■ What you have to do
Tell how many lines carry the word "vetensk"; the reply is the number and nothing else.

** START OF Records to use **

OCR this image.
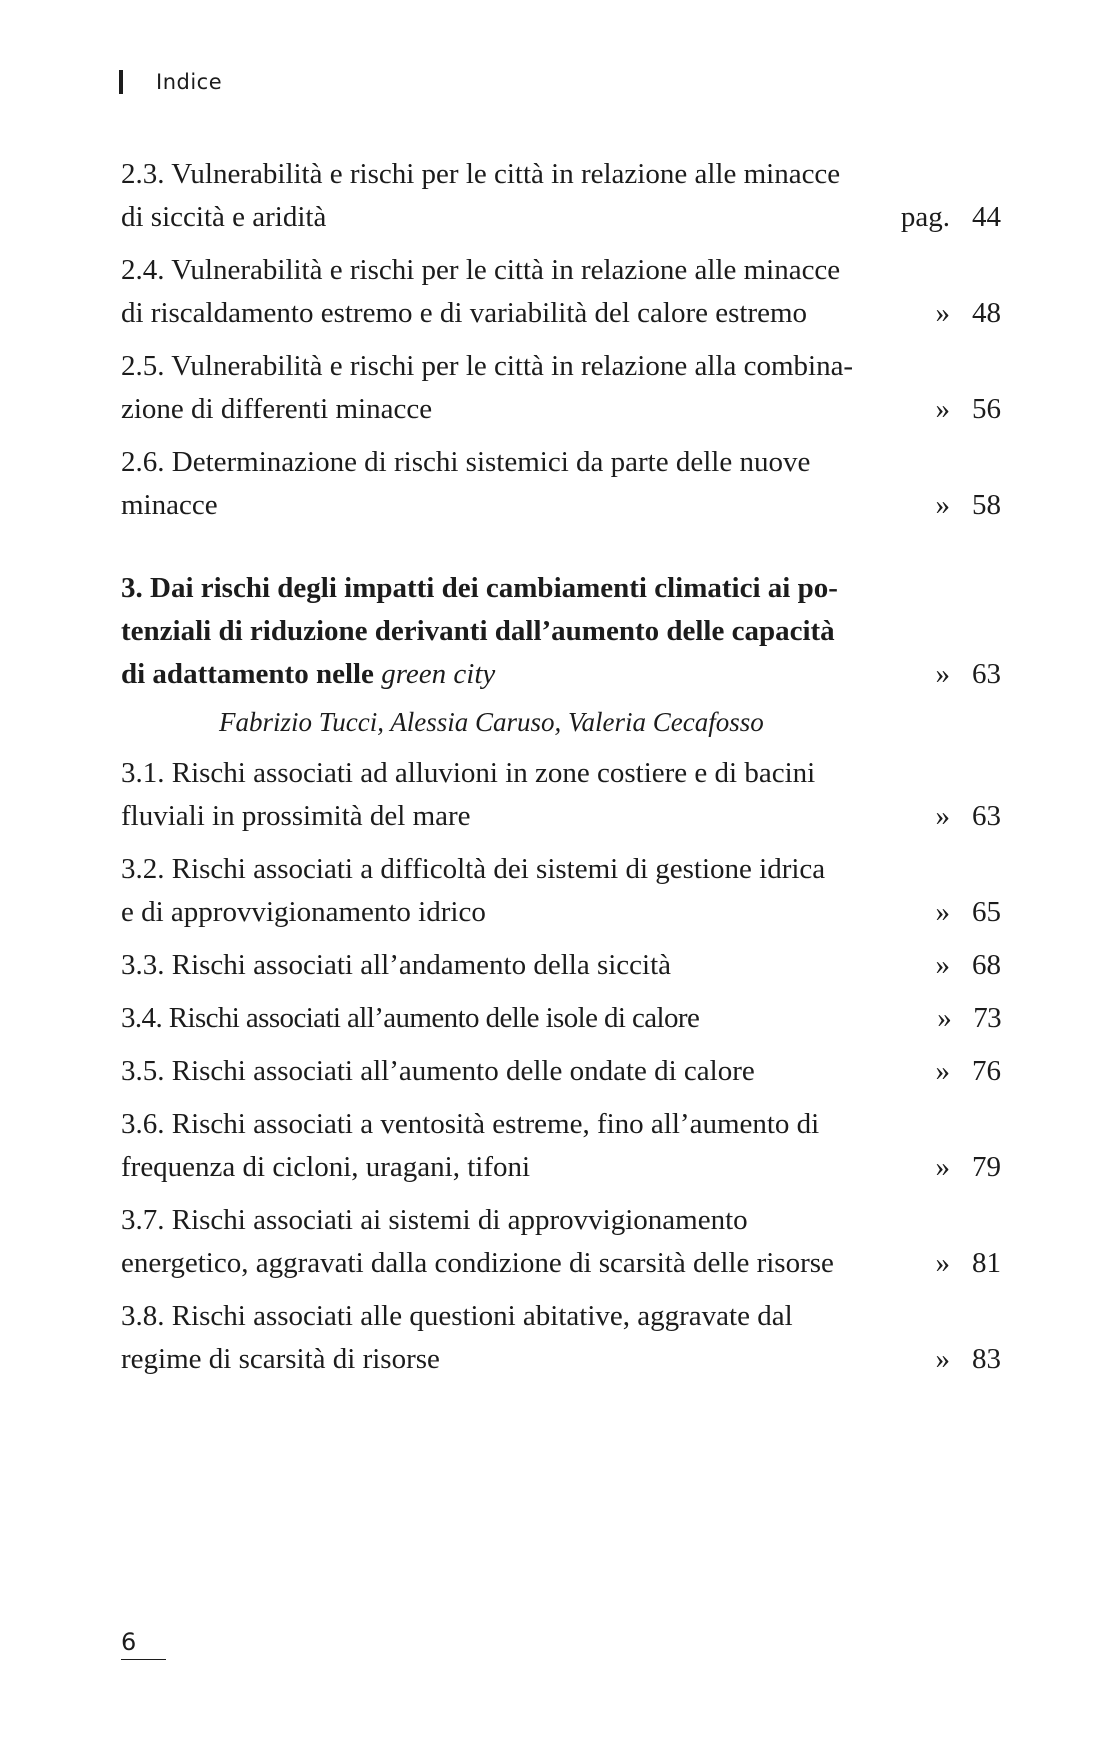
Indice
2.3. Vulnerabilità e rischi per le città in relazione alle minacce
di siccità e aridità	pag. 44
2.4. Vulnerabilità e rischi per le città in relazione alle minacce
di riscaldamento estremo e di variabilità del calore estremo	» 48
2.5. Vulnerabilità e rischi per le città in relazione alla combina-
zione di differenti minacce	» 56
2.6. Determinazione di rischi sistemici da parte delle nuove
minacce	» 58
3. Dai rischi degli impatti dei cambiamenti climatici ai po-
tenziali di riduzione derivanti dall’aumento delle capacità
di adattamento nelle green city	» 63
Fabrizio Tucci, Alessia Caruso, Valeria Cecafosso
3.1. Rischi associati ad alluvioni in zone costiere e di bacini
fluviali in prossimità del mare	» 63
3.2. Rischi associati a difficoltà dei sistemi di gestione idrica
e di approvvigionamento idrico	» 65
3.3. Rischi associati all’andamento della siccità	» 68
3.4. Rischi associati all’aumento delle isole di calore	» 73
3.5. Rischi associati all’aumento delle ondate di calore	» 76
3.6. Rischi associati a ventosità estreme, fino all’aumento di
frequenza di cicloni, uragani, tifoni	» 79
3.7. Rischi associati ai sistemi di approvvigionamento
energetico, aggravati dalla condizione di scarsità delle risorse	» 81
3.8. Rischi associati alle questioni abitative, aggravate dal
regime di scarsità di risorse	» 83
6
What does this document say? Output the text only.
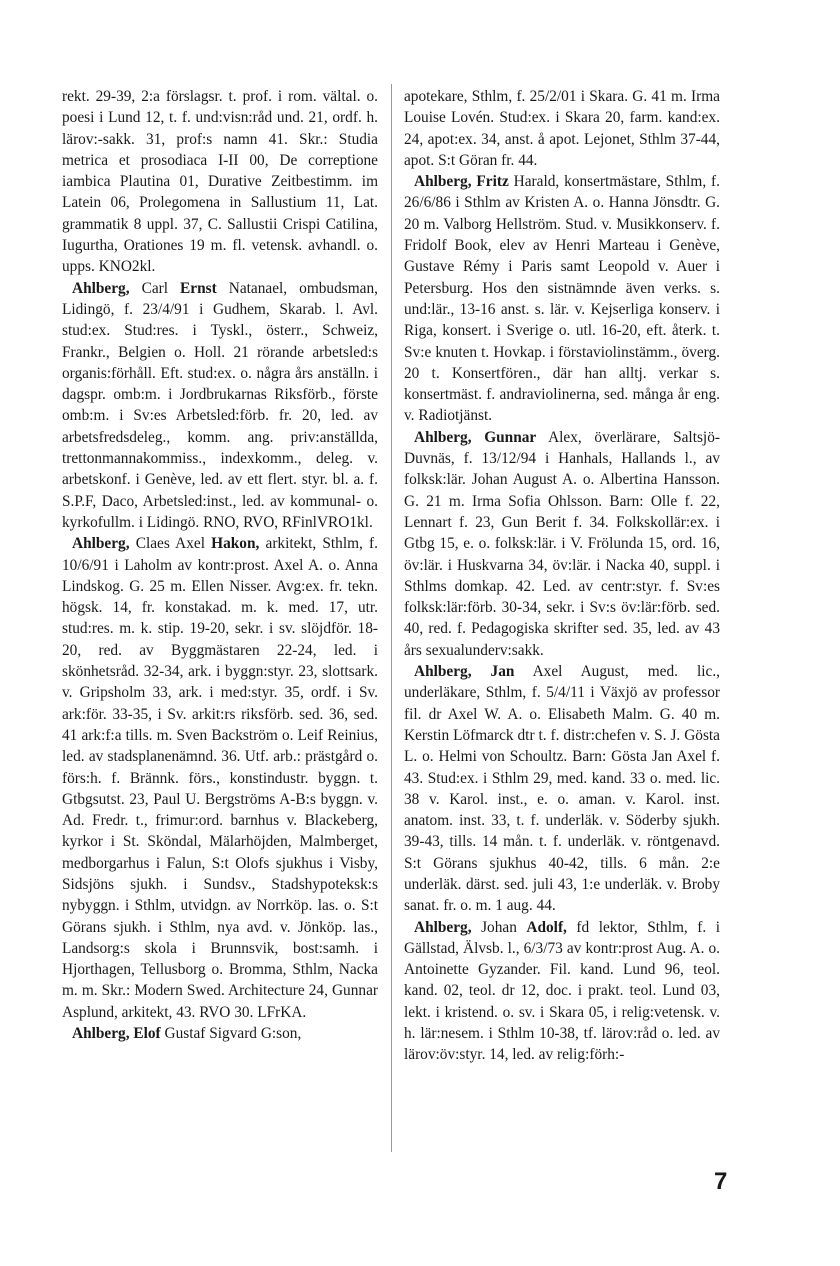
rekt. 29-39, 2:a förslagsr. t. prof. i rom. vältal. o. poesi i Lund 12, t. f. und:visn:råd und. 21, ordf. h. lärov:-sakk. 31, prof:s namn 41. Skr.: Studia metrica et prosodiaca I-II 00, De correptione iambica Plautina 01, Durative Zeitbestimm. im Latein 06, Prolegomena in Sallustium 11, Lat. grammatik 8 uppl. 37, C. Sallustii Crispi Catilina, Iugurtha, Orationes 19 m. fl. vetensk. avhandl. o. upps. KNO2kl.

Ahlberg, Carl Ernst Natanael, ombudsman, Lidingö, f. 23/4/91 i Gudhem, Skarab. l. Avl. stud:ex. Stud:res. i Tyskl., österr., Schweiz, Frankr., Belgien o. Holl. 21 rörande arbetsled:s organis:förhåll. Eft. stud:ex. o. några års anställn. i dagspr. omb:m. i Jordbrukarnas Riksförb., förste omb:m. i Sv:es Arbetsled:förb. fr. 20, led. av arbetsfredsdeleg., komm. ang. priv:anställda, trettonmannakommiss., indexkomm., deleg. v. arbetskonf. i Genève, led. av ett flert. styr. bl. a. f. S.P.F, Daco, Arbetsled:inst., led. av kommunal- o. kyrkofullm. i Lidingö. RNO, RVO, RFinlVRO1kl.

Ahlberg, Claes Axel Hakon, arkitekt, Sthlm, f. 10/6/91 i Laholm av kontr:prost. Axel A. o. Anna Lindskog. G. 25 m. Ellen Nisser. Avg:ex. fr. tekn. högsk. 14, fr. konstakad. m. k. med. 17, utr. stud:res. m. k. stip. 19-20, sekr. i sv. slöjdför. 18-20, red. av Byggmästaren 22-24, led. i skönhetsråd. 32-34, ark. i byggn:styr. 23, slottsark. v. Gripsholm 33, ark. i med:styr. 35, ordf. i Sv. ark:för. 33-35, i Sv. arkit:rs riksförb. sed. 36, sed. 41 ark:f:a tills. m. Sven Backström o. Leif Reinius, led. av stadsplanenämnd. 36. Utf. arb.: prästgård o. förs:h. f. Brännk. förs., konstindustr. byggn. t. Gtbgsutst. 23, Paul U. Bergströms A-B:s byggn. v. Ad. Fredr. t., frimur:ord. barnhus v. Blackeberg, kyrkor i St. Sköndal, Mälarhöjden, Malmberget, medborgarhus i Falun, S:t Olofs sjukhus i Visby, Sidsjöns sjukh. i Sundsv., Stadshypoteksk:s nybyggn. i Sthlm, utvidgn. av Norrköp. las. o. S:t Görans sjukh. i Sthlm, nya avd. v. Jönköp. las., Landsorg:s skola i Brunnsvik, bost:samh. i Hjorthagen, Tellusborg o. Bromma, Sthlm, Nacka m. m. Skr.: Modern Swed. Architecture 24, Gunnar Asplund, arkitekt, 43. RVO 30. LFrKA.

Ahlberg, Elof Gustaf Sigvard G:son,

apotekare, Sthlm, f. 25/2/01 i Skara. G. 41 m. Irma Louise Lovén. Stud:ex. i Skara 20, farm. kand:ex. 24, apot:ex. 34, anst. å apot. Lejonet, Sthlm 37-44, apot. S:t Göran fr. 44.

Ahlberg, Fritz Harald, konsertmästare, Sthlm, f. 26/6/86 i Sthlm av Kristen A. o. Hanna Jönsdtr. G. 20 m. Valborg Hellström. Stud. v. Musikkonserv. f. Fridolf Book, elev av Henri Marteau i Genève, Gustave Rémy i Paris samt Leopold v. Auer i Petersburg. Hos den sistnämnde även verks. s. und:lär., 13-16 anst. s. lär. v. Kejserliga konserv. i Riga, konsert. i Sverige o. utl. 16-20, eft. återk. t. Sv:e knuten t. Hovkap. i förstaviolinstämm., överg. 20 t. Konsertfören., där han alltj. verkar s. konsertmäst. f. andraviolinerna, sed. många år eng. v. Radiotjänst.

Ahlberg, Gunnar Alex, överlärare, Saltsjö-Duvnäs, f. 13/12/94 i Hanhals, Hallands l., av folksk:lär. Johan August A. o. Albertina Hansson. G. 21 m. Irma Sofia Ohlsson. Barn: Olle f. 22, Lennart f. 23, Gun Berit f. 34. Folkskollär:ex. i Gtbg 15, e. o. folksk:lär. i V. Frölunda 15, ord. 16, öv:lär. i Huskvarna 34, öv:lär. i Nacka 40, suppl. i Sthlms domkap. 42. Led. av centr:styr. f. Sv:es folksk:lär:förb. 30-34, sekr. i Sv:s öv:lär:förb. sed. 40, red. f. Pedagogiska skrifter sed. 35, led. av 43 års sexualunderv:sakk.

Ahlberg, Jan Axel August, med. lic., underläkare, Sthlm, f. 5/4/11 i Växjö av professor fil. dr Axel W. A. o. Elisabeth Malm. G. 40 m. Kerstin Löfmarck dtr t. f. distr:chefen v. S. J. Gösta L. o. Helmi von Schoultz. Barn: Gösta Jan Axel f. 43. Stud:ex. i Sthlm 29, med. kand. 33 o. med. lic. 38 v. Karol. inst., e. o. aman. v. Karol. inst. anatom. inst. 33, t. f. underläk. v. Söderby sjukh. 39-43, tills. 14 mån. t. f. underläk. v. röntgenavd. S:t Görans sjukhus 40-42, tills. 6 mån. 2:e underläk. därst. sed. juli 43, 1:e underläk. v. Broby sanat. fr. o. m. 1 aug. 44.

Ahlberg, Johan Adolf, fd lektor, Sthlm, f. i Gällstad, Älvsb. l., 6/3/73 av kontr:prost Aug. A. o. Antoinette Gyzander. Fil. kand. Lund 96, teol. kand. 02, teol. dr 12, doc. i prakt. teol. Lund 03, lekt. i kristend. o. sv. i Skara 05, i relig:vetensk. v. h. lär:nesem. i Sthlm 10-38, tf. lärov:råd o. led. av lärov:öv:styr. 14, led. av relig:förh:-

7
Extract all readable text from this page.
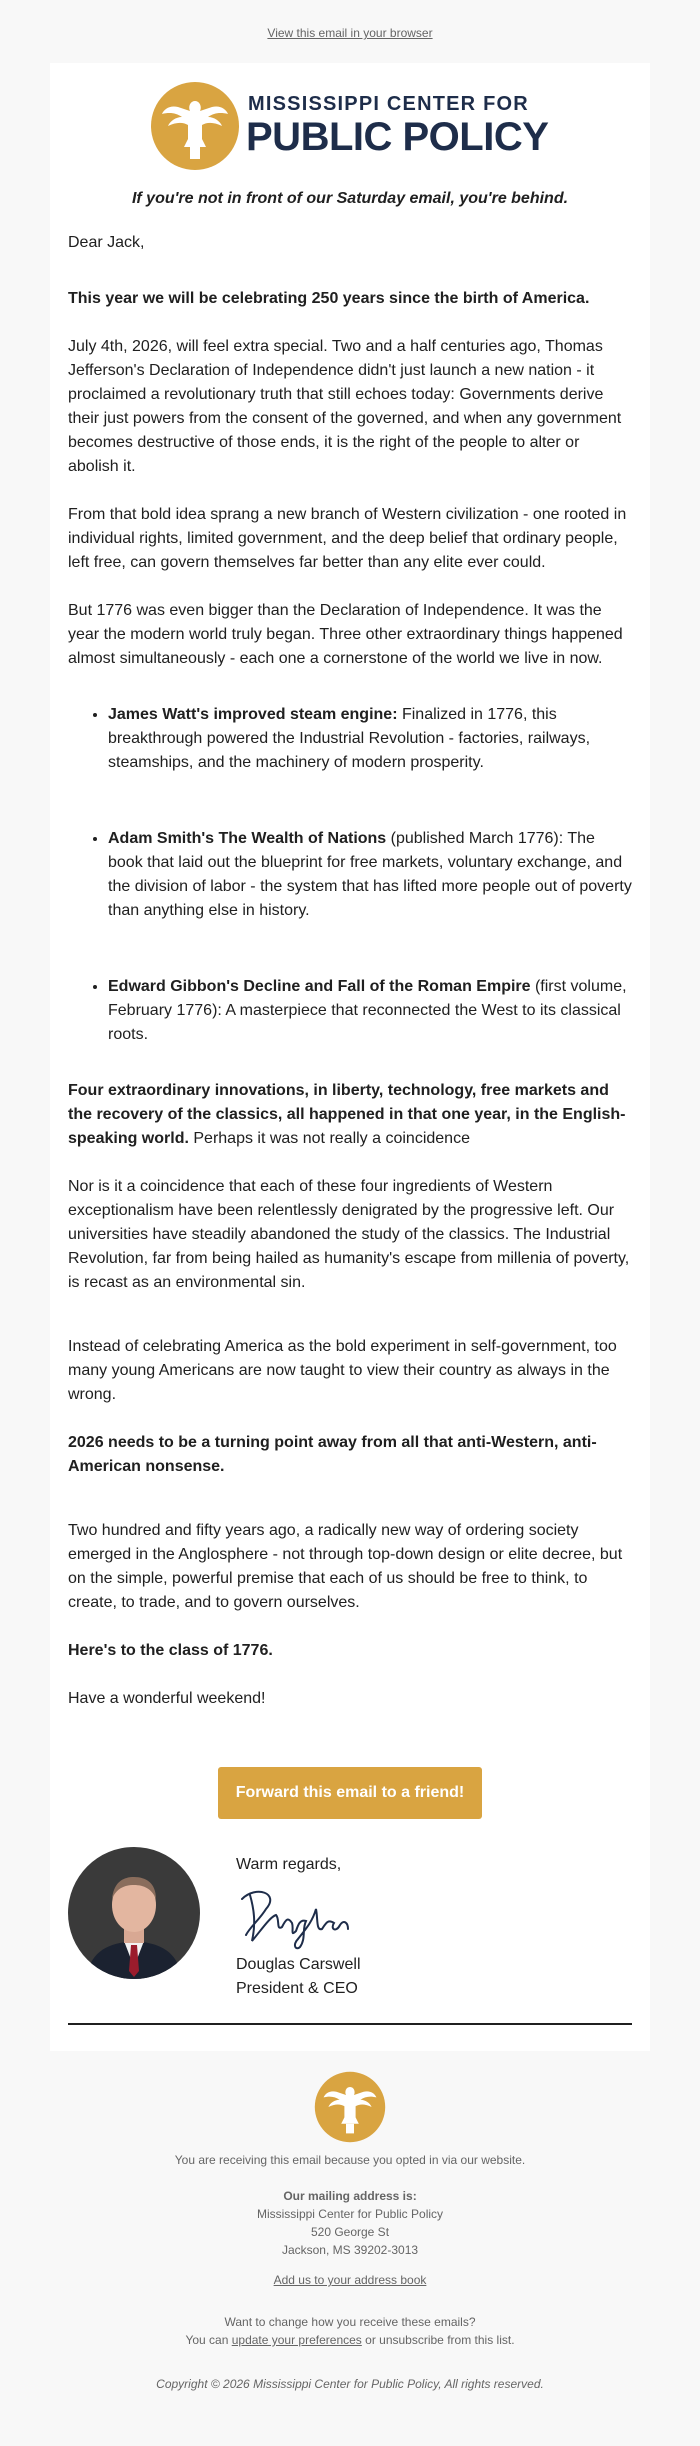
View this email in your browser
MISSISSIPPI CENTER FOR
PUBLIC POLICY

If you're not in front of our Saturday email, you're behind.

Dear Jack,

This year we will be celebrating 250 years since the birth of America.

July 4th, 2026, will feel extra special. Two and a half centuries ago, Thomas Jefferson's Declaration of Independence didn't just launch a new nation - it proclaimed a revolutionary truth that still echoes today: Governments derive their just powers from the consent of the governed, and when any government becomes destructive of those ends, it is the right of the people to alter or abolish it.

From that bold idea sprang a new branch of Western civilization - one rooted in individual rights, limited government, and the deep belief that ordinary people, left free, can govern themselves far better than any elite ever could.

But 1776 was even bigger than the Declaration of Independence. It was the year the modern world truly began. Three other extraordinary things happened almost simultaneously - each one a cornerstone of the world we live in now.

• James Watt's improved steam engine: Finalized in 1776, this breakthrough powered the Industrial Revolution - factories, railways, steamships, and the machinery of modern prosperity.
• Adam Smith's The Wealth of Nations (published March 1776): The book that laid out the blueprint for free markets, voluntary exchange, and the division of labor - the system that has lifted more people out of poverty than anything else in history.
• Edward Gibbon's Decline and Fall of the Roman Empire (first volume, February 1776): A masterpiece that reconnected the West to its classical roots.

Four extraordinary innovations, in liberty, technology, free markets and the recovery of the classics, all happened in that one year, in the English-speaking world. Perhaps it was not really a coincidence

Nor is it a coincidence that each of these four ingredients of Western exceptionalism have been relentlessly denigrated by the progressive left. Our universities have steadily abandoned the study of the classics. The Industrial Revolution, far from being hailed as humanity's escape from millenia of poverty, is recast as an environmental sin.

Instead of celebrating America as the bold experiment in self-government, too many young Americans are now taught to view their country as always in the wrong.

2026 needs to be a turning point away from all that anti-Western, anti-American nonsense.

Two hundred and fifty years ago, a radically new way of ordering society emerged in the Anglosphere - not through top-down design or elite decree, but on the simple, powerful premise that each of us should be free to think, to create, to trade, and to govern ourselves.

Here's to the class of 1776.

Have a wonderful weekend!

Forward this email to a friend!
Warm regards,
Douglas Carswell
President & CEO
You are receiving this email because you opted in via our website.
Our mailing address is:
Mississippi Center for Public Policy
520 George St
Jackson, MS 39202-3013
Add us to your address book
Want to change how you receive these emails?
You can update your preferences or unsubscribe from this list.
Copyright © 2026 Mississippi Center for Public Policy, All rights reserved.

** END OF Records to use **

■ Reply to the exercise
2